*Short exercise*
From the listing below, extract every line in which the word "Período" appears.

*Records to process*
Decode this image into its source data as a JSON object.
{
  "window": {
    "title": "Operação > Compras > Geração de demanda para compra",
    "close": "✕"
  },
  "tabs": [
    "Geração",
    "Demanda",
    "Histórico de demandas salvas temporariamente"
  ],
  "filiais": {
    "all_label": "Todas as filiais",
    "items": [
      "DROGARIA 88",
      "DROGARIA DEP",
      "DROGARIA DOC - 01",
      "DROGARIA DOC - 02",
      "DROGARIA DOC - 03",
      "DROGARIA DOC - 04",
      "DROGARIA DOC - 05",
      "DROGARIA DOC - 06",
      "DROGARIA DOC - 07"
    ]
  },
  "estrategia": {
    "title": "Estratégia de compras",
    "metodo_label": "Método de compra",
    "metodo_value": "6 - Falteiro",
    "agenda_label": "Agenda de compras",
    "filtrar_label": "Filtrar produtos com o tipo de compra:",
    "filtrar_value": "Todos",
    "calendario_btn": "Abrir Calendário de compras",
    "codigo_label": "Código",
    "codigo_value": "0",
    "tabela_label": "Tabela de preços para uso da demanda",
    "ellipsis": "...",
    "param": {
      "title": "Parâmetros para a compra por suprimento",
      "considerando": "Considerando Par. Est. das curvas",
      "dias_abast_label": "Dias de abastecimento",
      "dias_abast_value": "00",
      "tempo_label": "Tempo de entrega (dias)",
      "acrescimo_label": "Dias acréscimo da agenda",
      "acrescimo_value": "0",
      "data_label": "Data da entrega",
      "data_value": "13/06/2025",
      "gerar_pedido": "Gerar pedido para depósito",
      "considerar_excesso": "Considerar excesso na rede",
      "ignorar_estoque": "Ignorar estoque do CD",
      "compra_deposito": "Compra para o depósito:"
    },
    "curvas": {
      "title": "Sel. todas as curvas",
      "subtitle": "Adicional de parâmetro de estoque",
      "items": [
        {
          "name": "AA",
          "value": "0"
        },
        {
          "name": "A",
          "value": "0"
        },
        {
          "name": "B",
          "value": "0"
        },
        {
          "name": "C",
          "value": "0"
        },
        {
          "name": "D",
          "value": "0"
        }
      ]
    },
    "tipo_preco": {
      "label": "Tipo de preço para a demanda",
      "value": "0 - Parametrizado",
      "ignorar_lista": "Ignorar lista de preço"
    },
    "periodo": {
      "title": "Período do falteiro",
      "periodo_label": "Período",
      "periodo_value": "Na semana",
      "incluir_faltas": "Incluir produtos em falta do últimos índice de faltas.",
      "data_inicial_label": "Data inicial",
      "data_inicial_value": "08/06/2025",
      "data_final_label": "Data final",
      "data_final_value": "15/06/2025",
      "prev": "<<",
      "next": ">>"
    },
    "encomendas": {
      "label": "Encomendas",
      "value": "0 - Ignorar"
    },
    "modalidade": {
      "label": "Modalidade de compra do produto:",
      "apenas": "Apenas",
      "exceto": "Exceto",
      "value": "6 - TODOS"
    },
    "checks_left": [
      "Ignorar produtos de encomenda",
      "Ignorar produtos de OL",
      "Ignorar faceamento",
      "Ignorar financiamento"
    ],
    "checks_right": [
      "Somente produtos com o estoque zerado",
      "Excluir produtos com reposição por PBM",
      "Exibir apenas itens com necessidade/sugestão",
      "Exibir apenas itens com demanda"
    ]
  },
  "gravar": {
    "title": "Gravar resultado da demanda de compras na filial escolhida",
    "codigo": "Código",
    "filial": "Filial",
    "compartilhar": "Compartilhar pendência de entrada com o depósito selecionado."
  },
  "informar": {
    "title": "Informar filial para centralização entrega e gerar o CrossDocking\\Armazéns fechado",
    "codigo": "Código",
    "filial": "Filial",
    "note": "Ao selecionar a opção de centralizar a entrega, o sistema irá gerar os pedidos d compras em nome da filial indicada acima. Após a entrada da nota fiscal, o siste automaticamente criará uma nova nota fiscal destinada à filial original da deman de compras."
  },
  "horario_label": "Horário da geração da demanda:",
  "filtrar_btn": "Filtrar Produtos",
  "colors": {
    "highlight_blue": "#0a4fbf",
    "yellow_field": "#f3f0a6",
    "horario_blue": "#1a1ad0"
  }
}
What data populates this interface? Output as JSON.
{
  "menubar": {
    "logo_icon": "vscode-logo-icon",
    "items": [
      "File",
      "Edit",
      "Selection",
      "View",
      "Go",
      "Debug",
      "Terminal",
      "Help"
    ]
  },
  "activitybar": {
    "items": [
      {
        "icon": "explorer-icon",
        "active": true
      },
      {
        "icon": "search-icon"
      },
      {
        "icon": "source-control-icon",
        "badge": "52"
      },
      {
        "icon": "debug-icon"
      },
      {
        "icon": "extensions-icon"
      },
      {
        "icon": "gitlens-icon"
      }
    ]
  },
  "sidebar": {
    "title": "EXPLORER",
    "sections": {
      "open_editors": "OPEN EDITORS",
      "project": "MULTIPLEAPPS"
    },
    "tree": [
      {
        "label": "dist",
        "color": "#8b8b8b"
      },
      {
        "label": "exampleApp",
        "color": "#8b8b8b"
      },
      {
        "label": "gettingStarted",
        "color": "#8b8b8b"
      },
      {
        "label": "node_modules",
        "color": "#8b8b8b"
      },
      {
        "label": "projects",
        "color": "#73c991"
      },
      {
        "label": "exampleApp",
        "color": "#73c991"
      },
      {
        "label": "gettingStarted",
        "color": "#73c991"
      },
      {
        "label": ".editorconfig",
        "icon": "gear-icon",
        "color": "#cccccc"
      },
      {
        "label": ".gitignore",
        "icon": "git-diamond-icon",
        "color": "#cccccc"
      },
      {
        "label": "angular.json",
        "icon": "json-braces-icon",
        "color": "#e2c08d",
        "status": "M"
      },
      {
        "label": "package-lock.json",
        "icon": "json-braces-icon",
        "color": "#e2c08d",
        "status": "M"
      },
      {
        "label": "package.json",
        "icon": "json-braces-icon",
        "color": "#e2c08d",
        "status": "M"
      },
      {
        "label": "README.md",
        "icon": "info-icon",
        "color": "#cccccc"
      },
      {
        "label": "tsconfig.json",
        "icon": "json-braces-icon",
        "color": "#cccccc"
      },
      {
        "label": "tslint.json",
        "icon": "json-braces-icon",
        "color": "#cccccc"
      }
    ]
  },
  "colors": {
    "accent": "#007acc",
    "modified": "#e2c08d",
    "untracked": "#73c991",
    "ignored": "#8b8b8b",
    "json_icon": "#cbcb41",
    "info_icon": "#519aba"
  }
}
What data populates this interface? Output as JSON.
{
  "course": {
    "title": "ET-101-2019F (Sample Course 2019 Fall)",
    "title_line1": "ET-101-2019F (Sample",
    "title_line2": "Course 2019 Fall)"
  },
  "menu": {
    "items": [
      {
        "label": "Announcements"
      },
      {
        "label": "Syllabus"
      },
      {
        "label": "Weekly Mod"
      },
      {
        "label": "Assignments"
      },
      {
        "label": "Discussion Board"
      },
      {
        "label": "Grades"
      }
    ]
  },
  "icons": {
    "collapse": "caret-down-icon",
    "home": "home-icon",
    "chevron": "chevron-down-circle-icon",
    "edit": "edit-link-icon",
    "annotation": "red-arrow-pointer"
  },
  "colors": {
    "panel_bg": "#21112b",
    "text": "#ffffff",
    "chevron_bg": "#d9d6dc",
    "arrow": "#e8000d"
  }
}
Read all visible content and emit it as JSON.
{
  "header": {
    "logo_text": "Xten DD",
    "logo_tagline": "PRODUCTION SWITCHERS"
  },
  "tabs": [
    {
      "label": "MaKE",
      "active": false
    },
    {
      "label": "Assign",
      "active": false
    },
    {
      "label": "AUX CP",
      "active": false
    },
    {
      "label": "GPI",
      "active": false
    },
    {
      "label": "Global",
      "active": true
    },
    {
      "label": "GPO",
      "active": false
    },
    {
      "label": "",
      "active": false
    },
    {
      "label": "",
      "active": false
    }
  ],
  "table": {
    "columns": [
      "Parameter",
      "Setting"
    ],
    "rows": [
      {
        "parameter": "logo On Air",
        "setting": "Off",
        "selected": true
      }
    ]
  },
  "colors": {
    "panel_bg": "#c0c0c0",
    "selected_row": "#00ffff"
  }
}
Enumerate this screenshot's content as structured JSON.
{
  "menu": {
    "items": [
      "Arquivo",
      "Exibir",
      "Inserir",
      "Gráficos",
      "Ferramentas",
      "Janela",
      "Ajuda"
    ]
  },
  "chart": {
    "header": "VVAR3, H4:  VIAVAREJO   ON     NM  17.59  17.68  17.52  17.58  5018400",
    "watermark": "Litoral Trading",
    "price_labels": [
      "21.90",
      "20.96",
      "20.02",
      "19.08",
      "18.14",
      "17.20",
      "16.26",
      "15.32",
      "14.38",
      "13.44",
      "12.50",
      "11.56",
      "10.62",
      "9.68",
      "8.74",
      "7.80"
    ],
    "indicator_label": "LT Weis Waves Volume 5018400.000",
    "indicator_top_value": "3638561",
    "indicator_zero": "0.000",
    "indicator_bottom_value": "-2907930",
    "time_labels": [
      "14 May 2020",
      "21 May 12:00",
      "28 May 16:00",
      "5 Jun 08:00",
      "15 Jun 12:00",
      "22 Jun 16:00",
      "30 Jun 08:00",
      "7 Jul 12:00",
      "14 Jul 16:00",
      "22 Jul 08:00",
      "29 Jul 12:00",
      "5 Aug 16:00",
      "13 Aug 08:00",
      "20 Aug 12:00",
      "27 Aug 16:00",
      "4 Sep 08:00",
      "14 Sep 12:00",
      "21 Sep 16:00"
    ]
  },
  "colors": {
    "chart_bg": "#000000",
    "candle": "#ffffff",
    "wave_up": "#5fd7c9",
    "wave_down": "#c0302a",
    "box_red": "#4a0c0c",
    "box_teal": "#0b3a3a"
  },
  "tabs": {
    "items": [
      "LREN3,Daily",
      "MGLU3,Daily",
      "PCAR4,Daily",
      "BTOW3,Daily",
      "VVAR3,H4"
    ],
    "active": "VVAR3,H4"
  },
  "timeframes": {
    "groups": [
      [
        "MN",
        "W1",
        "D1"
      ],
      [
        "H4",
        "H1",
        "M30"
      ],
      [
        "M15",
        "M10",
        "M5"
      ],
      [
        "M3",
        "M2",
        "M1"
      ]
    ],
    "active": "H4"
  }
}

*Result for this exercise*
      "title": "Período do falteiro",
      "periodo_label": "Período",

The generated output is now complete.